_Supplied information_:

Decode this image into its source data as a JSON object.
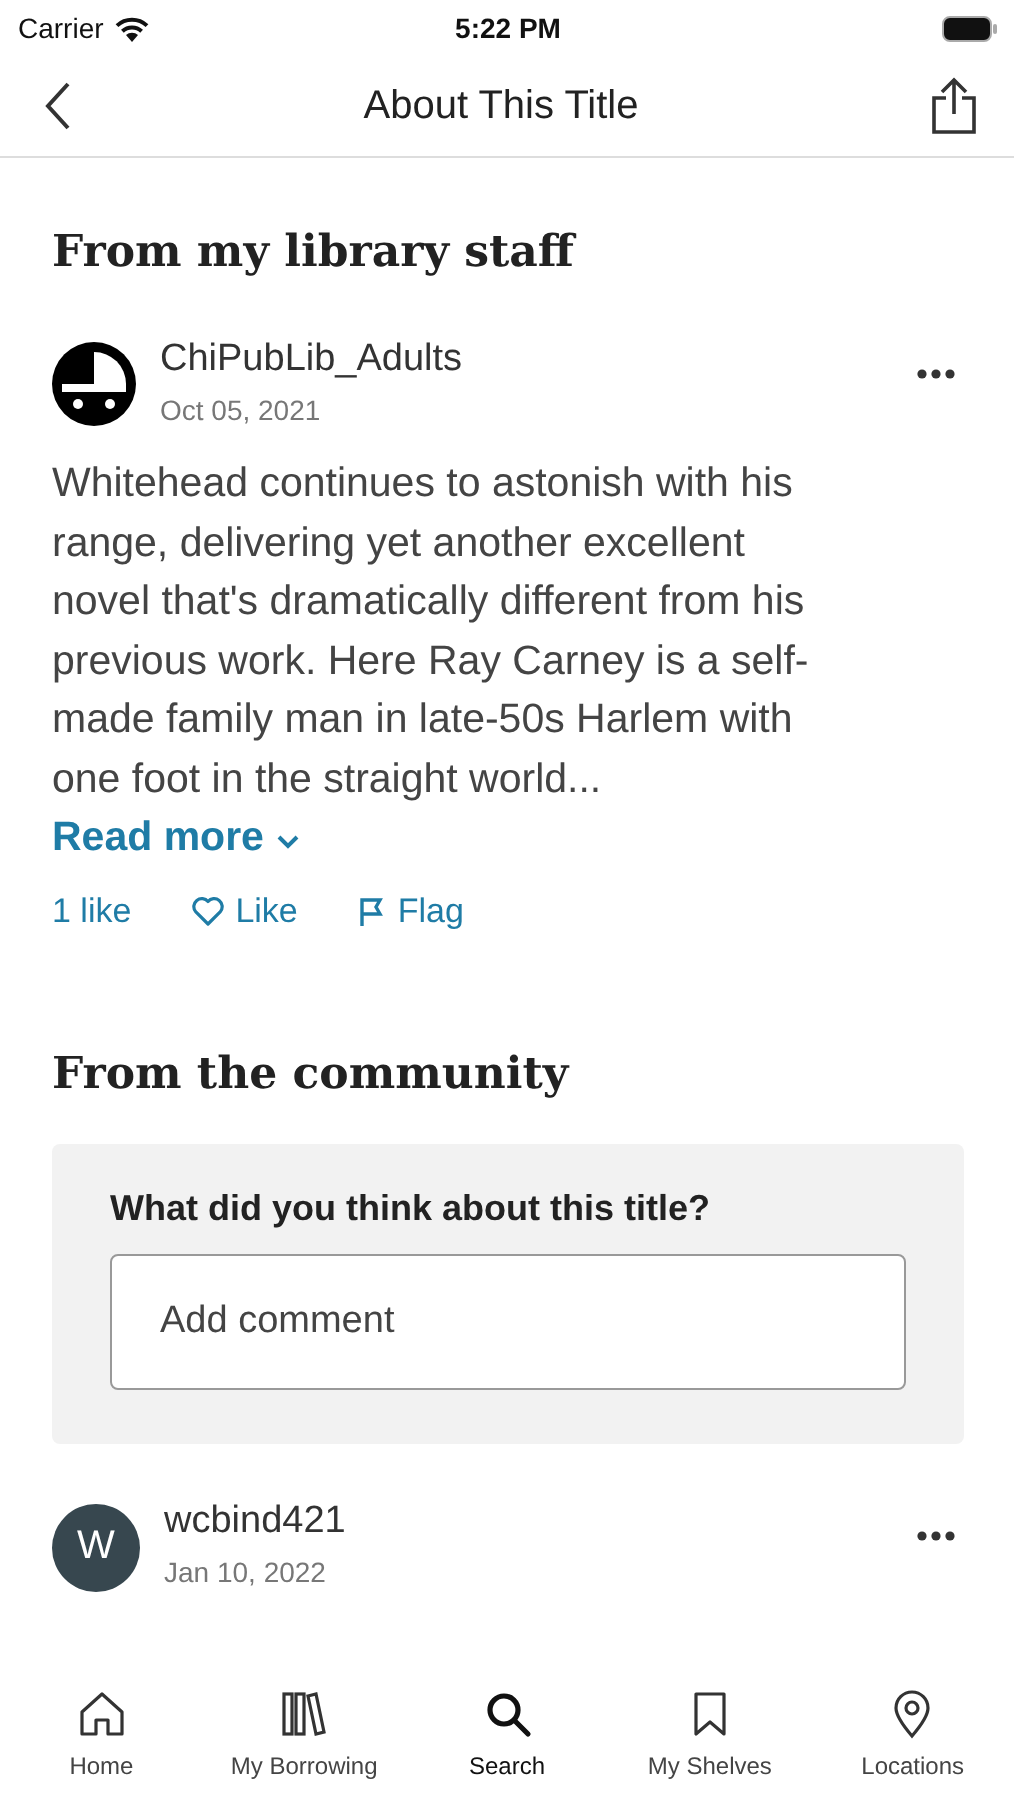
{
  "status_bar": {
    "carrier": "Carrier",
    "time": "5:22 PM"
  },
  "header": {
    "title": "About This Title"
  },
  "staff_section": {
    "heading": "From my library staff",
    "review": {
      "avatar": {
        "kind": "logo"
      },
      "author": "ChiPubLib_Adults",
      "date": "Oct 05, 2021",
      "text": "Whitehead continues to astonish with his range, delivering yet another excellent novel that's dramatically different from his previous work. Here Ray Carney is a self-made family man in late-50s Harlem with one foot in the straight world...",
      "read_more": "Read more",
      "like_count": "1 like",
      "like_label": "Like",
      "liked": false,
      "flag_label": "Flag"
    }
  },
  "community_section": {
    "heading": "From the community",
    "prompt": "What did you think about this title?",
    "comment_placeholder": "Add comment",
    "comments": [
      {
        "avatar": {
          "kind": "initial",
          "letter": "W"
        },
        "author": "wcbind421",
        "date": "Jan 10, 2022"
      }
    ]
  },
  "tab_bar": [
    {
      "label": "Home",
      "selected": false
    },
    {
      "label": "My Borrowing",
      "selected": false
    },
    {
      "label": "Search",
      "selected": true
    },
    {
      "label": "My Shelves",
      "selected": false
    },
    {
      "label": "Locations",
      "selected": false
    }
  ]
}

_Your objective_:
Repeat the records in full, exactly as they appear, without the pictures.

_Response to this exercise_:
Decode this image into its source data as a JSON object.
{
  "status_bar": {
    "carrier": "Carrier",
    "time": "5:22 PM"
  },
  "header": {
    "title": "About This Title"
  },
  "staff_section": {
    "heading": "From my library staff",
    "review": {
      "avatar": {
        "kind": "logo"
      },
      "author": "ChiPubLib_Adults",
      "date": "Oct 05, 2021",
      "text": "Whitehead continues to astonish with his range, delivering yet another excellent novel that's dramatically different from his previous work. Here Ray Carney is a self-made family man in late-50s Harlem with one foot in the straight world...",
      "read_more": "Read more",
      "like_count": "1 like",
      "like_label": "Like",
      "liked": false,
      "flag_label": "Flag"
    }
  },
  "community_section": {
    "heading": "From the community",
    "prompt": "What did you think about this title?",
    "comment_placeholder": "Add comment",
    "comments": [
      {
        "avatar": {
          "kind": "initial",
          "letter": "W"
        },
        "author": "wcbind421",
        "date": "Jan 10, 2022"
      }
    ]
  },
  "tab_bar": [
    {
      "label": "Home",
      "selected": false
    },
    {
      "label": "My Borrowing",
      "selected": false
    },
    {
      "label": "Search",
      "selected": true
    },
    {
      "label": "My Shelves",
      "selected": false
    },
    {
      "label": "Locations",
      "selected": false
    }
  ]
}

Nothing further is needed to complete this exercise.